» EXERCISE
Search the entries for the word "Fxmin" and pull out each line that has it.

» EXERCISE INPUT
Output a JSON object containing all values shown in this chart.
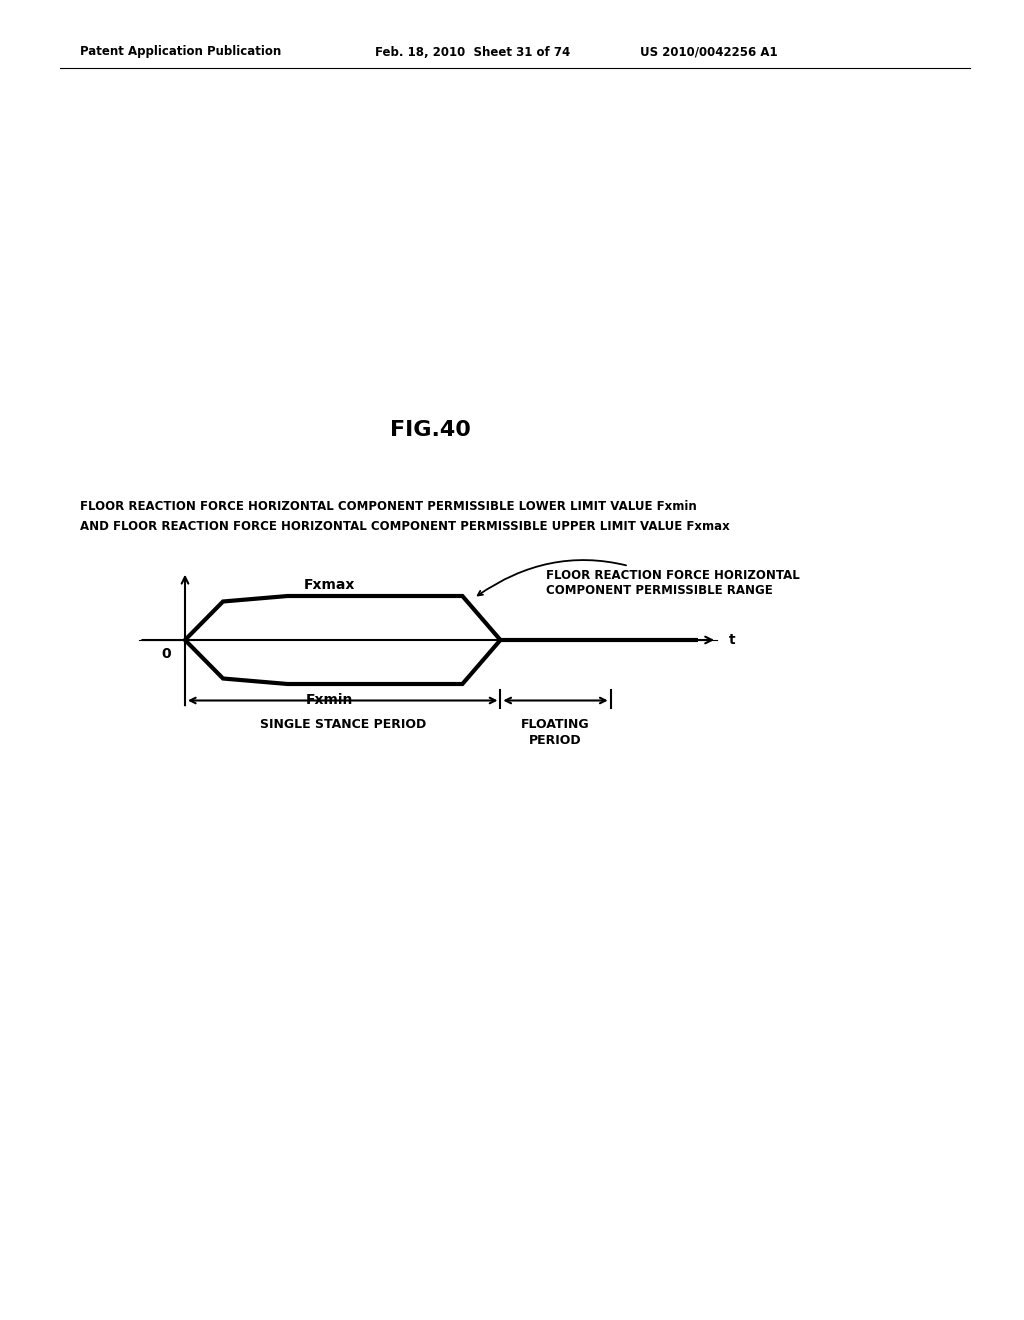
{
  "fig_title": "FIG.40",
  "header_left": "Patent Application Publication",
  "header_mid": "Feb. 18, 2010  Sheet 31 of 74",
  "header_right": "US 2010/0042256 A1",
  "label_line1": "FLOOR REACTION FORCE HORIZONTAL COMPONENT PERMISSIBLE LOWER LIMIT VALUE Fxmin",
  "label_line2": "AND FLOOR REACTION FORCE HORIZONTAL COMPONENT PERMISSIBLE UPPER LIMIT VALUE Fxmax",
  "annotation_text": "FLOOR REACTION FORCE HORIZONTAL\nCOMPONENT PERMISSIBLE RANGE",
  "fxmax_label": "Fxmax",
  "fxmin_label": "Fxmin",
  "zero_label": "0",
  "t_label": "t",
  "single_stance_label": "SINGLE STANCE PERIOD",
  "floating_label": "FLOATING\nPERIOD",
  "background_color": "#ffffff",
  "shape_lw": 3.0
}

---

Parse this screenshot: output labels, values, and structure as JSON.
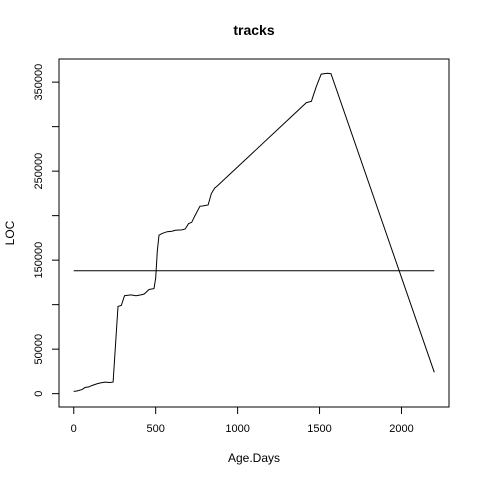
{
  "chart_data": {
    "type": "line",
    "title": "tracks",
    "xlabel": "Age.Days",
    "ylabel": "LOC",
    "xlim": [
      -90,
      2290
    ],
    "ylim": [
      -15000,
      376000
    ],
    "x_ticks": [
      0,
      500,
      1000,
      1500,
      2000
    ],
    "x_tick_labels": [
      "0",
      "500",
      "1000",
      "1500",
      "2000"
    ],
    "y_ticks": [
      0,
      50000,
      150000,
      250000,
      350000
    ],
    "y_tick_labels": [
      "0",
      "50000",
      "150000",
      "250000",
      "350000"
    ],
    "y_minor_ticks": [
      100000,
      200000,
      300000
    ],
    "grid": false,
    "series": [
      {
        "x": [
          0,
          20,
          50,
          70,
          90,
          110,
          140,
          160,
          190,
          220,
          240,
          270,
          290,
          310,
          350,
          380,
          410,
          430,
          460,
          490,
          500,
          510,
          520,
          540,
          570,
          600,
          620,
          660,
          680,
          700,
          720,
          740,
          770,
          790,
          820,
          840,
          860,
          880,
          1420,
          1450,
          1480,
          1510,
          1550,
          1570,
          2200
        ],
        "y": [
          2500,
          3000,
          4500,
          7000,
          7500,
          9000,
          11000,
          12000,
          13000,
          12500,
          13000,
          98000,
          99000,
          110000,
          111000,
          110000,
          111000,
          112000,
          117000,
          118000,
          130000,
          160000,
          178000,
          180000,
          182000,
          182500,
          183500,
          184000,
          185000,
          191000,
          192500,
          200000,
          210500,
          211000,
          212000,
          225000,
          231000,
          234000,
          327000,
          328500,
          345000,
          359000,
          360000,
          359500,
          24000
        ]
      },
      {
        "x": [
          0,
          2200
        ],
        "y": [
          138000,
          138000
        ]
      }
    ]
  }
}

» EXPECTED ANSWER
  "label_line1": "FLOOR REACTION FORCE HORIZONTAL COMPONENT PERMISSIBLE LOWER LIMIT VALUE Fxmin",
  "fxmin_label": "Fxmin",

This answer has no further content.